Written request:
Collect all lines from the listing that include the string "page".

Provided data:

——

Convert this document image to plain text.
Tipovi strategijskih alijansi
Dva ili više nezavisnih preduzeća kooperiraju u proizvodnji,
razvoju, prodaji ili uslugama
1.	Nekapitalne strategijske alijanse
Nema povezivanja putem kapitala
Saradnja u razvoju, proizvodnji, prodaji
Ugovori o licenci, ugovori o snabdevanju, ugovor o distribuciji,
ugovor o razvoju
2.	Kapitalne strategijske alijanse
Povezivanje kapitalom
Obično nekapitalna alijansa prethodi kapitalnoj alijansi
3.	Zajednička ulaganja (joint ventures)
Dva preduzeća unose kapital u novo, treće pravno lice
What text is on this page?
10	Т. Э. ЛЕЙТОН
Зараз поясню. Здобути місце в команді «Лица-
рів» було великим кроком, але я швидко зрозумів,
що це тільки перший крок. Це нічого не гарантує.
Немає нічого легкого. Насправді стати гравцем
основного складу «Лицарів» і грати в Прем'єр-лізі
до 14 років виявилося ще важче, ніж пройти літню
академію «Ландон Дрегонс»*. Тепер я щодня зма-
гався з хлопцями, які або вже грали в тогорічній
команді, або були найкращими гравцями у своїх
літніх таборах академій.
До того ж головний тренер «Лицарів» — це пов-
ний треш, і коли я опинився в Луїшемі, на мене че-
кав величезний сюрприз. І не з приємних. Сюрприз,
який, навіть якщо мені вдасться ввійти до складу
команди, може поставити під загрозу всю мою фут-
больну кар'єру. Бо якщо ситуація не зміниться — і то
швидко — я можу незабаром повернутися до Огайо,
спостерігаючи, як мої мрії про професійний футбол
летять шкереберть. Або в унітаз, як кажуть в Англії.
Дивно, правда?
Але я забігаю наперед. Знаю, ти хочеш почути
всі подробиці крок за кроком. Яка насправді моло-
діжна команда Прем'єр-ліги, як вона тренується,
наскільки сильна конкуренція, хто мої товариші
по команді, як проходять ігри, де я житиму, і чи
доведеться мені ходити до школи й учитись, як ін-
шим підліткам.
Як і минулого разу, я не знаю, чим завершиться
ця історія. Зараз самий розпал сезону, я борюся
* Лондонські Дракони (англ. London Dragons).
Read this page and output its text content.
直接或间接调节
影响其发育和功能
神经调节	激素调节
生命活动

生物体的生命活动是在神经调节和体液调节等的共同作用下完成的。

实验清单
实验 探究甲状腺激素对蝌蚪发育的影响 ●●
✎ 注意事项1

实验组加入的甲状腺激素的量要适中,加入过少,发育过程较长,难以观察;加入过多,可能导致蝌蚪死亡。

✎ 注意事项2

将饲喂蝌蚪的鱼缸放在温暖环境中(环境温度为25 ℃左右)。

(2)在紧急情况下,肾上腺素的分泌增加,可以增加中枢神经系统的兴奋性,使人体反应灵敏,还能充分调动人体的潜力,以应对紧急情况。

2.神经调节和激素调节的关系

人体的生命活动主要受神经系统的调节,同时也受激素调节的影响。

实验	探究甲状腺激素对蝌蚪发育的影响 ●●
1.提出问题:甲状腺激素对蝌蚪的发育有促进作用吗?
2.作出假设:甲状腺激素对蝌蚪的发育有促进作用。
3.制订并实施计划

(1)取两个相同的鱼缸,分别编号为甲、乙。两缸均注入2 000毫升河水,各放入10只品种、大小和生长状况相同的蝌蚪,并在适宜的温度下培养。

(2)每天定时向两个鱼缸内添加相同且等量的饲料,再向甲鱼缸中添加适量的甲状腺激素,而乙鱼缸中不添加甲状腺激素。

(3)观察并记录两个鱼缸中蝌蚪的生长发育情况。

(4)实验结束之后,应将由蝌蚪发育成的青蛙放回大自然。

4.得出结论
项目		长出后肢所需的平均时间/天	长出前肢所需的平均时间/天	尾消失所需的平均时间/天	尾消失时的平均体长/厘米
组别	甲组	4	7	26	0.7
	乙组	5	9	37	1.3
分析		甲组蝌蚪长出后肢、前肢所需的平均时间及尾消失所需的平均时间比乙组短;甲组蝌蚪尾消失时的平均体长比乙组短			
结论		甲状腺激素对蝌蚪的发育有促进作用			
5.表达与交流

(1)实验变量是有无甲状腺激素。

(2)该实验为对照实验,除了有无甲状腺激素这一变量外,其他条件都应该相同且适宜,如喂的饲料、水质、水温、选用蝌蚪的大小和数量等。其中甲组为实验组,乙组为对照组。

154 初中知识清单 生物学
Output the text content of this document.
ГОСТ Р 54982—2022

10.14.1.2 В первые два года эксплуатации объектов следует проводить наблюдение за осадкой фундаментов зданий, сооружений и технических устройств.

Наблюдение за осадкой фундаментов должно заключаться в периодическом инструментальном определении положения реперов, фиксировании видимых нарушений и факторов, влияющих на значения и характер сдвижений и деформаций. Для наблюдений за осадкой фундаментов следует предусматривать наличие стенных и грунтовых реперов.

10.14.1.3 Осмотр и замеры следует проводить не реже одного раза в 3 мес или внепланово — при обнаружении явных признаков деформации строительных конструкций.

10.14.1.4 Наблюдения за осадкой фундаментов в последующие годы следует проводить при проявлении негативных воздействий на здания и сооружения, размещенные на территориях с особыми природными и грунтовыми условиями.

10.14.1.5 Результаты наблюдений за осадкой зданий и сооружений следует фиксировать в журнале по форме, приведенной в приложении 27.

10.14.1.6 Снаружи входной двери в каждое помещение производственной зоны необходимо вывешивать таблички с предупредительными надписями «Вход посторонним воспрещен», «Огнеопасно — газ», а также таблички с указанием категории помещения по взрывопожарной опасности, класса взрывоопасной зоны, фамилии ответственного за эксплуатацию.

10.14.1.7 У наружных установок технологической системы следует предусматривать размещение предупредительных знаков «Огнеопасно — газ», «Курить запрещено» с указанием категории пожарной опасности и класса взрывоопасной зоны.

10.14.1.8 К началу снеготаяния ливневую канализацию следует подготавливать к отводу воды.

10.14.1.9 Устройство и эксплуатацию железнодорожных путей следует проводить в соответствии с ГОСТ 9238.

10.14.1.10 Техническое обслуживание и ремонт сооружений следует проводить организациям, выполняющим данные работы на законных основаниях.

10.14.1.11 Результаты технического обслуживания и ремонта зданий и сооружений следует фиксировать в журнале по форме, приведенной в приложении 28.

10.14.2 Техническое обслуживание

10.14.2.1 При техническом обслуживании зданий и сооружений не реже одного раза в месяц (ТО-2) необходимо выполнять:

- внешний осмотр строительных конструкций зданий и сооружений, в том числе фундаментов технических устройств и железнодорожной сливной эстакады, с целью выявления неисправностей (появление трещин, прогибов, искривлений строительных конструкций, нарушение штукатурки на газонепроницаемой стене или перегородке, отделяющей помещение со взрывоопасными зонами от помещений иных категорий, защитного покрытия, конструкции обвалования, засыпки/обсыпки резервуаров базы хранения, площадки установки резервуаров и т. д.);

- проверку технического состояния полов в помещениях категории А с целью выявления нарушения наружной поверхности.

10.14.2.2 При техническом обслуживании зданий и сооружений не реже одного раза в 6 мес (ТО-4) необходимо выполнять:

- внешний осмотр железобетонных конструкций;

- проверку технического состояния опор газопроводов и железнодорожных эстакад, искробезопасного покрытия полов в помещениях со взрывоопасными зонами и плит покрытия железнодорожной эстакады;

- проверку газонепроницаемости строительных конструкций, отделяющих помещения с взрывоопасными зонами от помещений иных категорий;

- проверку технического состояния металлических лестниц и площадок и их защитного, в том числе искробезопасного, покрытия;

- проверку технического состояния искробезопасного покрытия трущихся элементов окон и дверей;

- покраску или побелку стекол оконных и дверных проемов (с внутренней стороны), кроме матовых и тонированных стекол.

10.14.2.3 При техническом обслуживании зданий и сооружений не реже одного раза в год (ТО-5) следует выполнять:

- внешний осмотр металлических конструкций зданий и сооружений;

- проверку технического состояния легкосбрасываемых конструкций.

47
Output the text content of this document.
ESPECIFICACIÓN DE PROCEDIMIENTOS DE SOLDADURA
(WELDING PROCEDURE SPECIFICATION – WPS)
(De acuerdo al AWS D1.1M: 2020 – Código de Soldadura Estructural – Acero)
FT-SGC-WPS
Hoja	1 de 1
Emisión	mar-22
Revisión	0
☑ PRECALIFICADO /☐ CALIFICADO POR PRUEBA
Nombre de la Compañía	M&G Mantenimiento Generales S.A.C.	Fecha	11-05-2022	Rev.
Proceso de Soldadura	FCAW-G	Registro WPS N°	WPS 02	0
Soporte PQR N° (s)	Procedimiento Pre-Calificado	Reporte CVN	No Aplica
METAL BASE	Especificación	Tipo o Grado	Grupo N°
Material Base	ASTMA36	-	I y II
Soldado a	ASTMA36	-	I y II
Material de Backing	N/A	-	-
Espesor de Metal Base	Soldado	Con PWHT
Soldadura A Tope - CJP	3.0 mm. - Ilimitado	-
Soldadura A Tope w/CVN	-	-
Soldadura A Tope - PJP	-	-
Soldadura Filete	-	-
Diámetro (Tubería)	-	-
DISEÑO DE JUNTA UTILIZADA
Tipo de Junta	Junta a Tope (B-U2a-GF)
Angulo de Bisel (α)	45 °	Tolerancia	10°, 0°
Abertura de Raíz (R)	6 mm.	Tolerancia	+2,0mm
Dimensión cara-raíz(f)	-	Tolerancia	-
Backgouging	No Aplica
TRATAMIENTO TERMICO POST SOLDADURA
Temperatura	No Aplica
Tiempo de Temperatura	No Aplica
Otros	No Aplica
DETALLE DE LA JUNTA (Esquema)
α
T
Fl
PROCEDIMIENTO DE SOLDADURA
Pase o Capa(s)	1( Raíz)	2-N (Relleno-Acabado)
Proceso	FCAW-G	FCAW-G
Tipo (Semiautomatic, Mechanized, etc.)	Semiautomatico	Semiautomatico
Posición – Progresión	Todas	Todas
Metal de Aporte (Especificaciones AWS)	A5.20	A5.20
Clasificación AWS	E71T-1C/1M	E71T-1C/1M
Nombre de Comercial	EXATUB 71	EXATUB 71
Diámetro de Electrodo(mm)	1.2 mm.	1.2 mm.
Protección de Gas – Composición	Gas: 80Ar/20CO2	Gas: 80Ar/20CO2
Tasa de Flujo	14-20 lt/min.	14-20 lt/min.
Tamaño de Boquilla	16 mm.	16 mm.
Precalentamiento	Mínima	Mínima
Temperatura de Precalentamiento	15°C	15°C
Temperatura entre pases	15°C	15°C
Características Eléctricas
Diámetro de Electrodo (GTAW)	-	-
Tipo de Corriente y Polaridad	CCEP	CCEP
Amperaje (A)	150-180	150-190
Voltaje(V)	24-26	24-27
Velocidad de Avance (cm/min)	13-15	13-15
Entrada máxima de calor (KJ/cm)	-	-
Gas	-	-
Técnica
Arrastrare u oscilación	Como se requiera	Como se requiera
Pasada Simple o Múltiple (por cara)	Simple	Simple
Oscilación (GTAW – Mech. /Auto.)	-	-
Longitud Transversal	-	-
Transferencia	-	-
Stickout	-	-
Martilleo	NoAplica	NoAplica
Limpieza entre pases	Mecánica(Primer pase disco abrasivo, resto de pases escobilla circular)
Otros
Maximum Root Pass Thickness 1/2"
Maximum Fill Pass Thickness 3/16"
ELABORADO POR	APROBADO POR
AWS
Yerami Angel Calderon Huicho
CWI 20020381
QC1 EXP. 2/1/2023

——

Exercise solution:
What text is on this page?
Read this page and output its text content.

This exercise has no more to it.